++++ Exercise input

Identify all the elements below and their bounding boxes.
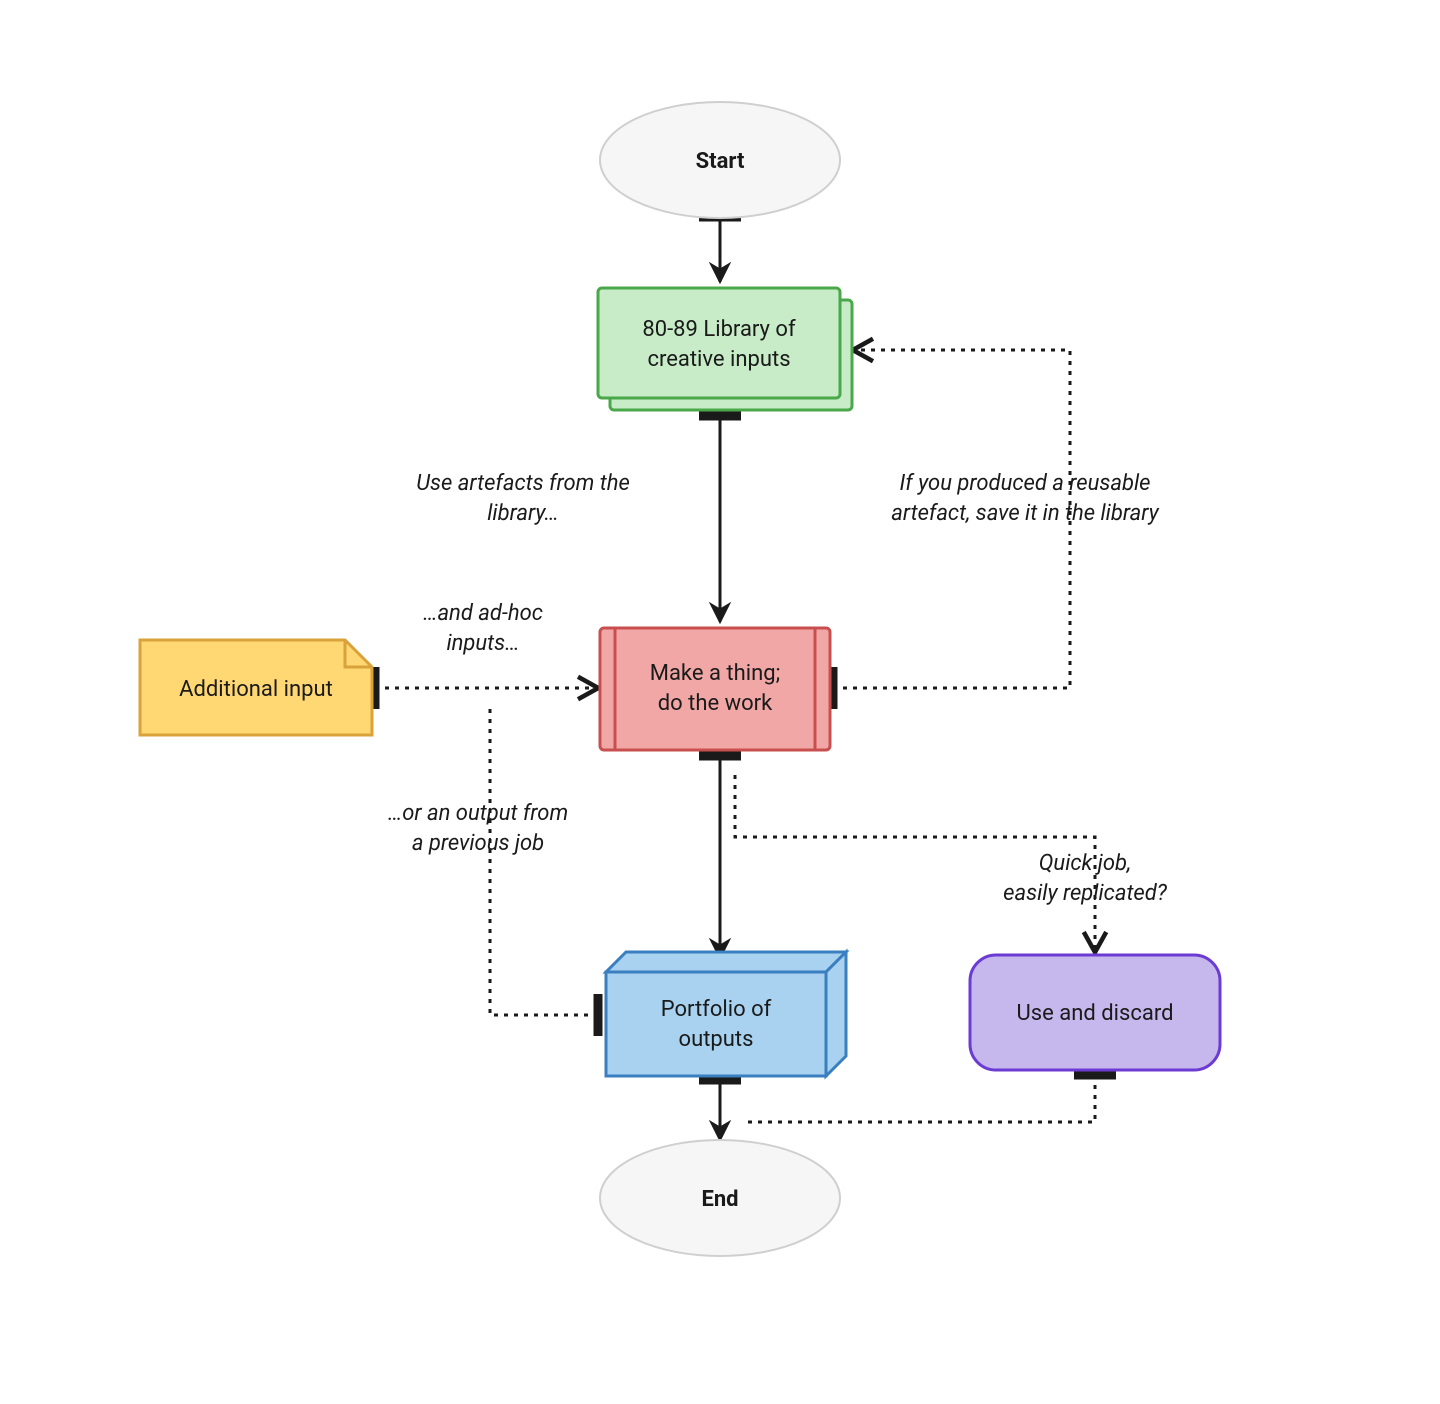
edge-label-library-to-make-2: library… bbox=[487, 501, 559, 526]
edge-label-make-to-discard-2: easily replicated? bbox=[1003, 881, 1168, 906]
node-additional-input: Additional input bbox=[140, 640, 372, 735]
edge-label-additional-2: inputs… bbox=[446, 631, 519, 656]
node-start: Start bbox=[600, 102, 840, 218]
node-library-label-2: creative inputs bbox=[647, 347, 790, 372]
node-additional-label: Additional input bbox=[179, 677, 333, 702]
node-end-label: End bbox=[701, 1187, 738, 1212]
edge-label-library-to-make-1: Use artefacts from the bbox=[416, 471, 630, 496]
node-start-label: Start bbox=[696, 149, 745, 174]
node-library: 80-89 Library of creative inputs bbox=[598, 288, 852, 410]
edge-label-portfolio-back-2: a previous job bbox=[412, 831, 544, 856]
node-make-label-1: Make a thing; bbox=[650, 661, 780, 686]
node-discard-label: Use and discard bbox=[1017, 1001, 1174, 1026]
edge-label-make-to-library-1: If you produced a reusable bbox=[899, 471, 1150, 496]
edge-label-make-to-discard-1: Quick job, bbox=[1039, 851, 1132, 876]
edge-label-portfolio-back-1: …or an output from bbox=[388, 801, 568, 826]
edge-discard-to-end bbox=[748, 1075, 1095, 1122]
flowchart-canvas: Use artefacts from the library… If you p… bbox=[0, 0, 1440, 1404]
node-end: End bbox=[600, 1140, 840, 1256]
edge-label-additional-1: …and ad-hoc bbox=[423, 601, 543, 626]
edge-label-make-to-library-2: artefact, save it in the library bbox=[891, 501, 1159, 526]
edge-portfolio-feedback bbox=[490, 705, 598, 1015]
node-portfolio: Portfolio of outputs bbox=[606, 952, 846, 1076]
node-make: Make a thing; do the work bbox=[600, 628, 830, 750]
node-use-discard: Use and discard bbox=[970, 955, 1220, 1070]
node-make-label-2: do the work bbox=[658, 691, 773, 716]
node-library-label-1: 80-89 Library of bbox=[642, 317, 796, 342]
node-portfolio-label-1: Portfolio of bbox=[661, 997, 772, 1022]
node-portfolio-label-2: outputs bbox=[679, 1027, 754, 1052]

++++++++

(What is needed) Print the items from the line with "edge-label-library-to-make-2: library… bbox=[487, 501, 559, 526]" up to and including the line with "node-start-label: Start bbox=[696, 149, 745, 174]", copying each line exactly.

(Final result)
edge-label-library-to-make-2: library… bbox=[487, 501, 559, 526]
edge-label-make-to-discard-2: easily replicated? bbox=[1003, 881, 1168, 906]
node-additional-input: Additional input bbox=[140, 640, 372, 735]
edge-label-additional-2: inputs… bbox=[446, 631, 519, 656]
node-start: Start bbox=[600, 102, 840, 218]
node-library-label-2: creative inputs bbox=[647, 347, 790, 372]
node-additional-label: Additional input bbox=[179, 677, 333, 702]
node-end-label: End bbox=[701, 1187, 738, 1212]
edge-label-library-to-make-1: Use artefacts from the bbox=[416, 471, 630, 496]
node-start-label: Start bbox=[696, 149, 745, 174]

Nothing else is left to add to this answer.